EXERCISE AIM
Repeat the listing in full. Nothing may be added or left out.

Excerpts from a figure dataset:
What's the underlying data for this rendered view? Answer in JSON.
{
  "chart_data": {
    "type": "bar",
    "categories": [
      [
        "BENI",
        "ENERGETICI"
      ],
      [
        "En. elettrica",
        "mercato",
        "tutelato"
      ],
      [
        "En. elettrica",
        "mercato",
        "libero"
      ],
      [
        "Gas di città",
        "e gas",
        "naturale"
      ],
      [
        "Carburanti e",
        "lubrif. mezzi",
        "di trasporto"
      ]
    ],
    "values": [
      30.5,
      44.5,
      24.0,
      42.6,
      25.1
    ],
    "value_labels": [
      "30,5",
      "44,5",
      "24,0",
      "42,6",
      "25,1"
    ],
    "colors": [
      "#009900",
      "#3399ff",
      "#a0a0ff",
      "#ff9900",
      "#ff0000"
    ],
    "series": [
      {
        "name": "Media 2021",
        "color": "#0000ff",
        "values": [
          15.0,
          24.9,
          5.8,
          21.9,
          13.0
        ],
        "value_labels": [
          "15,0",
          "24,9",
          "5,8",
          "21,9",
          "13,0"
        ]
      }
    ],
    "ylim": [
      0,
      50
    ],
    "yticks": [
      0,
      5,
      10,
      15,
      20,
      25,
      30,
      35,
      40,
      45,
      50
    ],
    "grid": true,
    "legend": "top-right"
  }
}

RESULT
What's the underlying data for this rendered view? Answer in JSON.
{
  "chart_data": {
    "type": "bar",
    "categories": [
      [
        "BENI",
        "ENERGETICI"
      ],
      [
        "En. elettrica",
        "mercato",
        "tutelato"
      ],
      [
        "En. elettrica",
        "mercato",
        "libero"
      ],
      [
        "Gas di città",
        "e gas",
        "naturale"
      ],
      [
        "Carburanti e",
        "lubrif. mezzi",
        "di trasporto"
      ]
    ],
    "values": [
      30.5,
      44.5,
      24.0,
      42.6,
      25.1
    ],
    "value_labels": [
      "30,5",
      "44,5",
      "24,0",
      "42,6",
      "25,1"
    ],
    "colors": [
      "#009900",
      "#3399ff",
      "#a0a0ff",
      "#ff9900",
      "#ff0000"
    ],
    "series": [
      {
        "name": "Media 2021",
        "color": "#0000ff",
        "values": [
          15.0,
          24.9,
          5.8,
          21.9,
          13.0
        ],
        "value_labels": [
          "15,0",
          "24,9",
          "5,8",
          "21,9",
          "13,0"
        ]
      }
    ],
    "ylim": [
      0,
      50
    ],
    "yticks": [
      0,
      5,
      10,
      15,
      20,
      25,
      30,
      35,
      40,
      45,
      50
    ],
    "grid": true,
    "legend": "top-right"
  }
}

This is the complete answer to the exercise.